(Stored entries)
********

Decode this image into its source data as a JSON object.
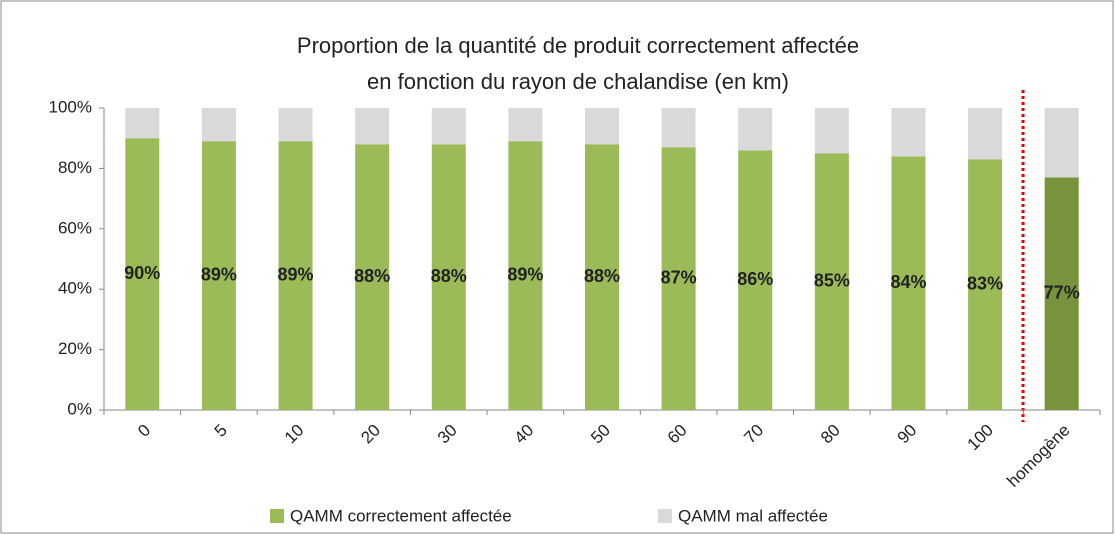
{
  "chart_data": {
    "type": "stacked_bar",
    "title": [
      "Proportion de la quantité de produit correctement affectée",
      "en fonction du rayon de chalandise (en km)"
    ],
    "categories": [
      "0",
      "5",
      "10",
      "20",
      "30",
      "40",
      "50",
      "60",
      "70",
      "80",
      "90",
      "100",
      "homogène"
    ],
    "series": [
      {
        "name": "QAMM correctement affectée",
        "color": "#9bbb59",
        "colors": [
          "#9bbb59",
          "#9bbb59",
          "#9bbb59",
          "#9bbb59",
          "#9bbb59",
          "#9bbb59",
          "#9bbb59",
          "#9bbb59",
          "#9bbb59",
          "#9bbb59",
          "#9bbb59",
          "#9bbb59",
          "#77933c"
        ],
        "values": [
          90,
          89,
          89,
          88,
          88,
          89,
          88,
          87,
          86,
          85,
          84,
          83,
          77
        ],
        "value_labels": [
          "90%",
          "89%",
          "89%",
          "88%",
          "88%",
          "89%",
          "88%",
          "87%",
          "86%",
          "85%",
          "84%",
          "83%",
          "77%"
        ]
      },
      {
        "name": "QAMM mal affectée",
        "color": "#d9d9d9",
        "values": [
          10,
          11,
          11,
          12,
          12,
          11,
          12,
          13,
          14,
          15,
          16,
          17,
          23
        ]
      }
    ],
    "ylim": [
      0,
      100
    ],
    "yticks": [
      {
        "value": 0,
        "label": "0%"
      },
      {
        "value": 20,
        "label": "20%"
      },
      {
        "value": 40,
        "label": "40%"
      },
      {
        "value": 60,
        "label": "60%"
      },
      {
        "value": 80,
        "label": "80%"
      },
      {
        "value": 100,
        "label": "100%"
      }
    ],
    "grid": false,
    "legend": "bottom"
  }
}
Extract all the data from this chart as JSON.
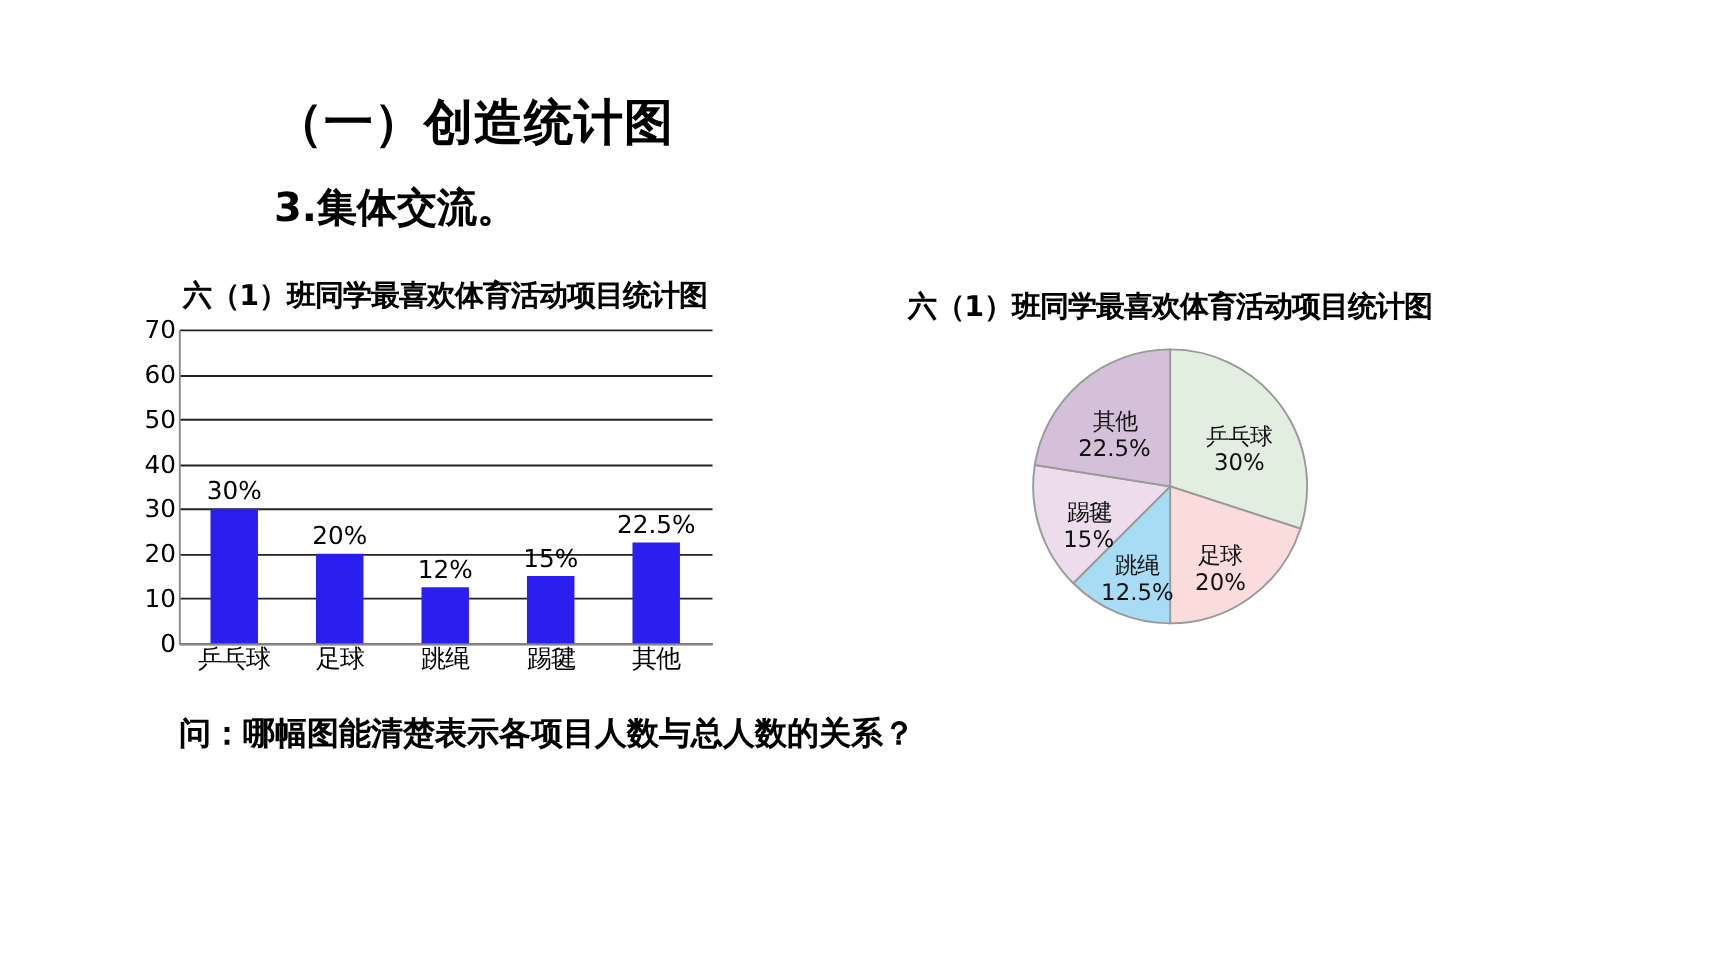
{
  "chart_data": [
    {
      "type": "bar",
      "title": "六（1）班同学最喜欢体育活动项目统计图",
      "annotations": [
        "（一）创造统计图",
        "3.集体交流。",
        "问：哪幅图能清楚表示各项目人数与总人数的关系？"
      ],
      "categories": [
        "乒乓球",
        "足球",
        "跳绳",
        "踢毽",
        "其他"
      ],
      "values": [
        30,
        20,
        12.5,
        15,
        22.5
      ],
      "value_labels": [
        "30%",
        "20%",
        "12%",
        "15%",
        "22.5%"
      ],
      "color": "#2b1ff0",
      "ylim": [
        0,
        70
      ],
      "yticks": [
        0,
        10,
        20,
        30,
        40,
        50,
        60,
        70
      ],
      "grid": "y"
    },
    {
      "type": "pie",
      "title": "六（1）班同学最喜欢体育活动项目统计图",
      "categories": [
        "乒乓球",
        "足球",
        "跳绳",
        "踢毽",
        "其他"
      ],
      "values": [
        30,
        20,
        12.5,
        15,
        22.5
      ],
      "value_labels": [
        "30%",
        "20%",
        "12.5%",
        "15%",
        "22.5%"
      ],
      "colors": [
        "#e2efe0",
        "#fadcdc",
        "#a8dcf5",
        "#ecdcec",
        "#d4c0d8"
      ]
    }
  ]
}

********

§ What is required
Identify the lines in the entries above that contain "affectée", then copy them out.

§ Solution for this exercise
      "Proportion de la quantité de produit correctement affectée",
        "name": "QAMM correctement affectée",
        "name": "QAMM mal affectée",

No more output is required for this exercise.